━━ DATA RECORDS ━━

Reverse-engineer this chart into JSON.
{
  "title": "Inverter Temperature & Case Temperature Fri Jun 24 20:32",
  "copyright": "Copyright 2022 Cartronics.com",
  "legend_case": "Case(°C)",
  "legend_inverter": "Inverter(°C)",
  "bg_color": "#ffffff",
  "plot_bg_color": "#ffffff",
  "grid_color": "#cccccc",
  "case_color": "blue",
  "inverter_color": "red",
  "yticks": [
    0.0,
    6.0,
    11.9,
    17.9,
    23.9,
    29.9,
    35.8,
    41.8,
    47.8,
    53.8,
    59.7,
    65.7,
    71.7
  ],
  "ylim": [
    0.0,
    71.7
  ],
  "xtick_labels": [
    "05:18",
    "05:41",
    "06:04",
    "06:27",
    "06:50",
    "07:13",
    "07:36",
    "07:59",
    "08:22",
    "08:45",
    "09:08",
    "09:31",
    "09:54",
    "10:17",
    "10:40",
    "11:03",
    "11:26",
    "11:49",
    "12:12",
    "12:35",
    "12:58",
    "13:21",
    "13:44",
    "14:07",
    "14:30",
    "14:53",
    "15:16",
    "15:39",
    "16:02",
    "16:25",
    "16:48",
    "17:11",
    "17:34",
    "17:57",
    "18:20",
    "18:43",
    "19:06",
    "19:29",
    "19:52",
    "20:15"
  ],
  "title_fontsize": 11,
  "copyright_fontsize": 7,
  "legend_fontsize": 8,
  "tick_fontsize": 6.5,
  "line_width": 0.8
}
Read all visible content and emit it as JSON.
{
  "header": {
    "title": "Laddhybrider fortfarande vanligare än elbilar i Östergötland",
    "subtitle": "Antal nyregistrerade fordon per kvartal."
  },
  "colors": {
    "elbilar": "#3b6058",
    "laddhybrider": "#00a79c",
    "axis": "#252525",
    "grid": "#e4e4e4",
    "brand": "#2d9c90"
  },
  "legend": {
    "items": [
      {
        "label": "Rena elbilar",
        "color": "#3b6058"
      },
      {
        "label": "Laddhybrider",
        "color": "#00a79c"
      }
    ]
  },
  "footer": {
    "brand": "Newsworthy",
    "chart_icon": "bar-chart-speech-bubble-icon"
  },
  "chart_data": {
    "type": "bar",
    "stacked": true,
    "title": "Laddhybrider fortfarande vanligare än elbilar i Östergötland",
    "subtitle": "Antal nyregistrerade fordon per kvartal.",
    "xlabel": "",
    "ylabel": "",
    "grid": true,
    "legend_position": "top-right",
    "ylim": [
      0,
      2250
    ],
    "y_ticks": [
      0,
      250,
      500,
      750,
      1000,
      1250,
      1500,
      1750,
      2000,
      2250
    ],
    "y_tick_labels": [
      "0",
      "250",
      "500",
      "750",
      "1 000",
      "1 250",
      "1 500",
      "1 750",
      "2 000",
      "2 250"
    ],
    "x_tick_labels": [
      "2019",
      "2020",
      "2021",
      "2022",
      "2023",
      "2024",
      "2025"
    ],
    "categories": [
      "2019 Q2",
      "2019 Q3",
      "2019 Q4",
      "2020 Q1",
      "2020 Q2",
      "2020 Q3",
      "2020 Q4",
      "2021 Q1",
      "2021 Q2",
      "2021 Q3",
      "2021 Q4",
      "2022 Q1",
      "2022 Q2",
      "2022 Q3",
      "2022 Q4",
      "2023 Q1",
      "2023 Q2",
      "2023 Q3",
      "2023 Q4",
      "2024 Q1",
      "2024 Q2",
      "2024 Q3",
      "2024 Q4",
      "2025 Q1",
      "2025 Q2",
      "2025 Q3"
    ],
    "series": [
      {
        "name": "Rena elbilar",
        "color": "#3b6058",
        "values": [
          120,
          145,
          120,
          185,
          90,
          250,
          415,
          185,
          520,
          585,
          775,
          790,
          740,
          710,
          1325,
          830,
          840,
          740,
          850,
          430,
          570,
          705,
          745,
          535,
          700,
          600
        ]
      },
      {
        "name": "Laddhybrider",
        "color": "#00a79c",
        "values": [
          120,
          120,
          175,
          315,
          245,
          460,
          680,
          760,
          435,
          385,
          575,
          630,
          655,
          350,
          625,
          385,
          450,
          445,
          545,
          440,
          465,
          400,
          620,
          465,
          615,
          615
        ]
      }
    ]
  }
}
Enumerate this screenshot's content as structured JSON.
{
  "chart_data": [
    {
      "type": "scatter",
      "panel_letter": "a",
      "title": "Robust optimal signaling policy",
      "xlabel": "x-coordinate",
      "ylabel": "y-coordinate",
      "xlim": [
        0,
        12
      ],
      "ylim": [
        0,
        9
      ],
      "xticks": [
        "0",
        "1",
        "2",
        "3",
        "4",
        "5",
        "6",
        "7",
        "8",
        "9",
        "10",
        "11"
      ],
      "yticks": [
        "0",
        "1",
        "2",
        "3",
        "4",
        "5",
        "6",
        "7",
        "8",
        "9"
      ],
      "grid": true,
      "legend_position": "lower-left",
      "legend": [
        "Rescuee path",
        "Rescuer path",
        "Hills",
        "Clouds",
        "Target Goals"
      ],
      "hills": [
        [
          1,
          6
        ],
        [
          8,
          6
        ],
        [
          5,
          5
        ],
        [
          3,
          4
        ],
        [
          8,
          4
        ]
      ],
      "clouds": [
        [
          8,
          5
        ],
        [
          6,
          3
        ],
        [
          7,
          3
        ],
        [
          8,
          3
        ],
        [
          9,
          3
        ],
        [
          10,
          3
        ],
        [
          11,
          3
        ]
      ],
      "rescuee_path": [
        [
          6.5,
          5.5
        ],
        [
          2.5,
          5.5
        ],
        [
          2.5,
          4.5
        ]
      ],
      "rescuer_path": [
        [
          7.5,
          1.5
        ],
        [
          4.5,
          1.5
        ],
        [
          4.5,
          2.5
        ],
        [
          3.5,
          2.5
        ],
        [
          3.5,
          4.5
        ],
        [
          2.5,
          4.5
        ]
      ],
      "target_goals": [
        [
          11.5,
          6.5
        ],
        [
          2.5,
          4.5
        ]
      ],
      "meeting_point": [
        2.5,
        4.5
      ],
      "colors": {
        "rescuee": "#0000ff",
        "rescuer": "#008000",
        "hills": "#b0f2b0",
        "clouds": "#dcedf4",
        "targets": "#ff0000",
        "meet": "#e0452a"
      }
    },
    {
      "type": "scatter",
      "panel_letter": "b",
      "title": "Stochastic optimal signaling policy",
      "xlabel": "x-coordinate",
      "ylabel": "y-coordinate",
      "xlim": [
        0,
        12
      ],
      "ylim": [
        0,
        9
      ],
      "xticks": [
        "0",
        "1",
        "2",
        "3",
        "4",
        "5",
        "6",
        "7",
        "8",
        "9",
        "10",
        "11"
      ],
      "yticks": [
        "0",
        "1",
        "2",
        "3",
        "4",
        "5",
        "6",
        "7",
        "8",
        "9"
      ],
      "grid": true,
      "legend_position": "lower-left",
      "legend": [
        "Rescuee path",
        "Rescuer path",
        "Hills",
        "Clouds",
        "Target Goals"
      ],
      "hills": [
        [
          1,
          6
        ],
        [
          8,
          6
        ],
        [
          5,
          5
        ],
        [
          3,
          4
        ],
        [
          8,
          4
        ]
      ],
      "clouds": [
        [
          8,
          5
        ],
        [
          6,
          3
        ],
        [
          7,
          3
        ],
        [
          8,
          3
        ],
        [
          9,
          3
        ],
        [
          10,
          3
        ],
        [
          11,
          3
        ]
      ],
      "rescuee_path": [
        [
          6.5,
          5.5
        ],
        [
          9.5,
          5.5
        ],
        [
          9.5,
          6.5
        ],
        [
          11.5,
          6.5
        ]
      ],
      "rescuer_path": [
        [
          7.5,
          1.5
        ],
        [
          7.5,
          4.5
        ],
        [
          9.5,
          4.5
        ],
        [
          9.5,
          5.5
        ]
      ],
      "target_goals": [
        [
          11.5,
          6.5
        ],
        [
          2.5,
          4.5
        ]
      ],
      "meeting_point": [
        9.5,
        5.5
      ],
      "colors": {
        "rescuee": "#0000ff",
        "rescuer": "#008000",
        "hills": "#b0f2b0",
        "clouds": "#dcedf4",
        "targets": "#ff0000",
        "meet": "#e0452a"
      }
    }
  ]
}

━━━

Pull every line containing "optimal" out of the data above.

      "title": "Robust optimal signaling policy",
      "title": "Stochastic optimal signaling policy",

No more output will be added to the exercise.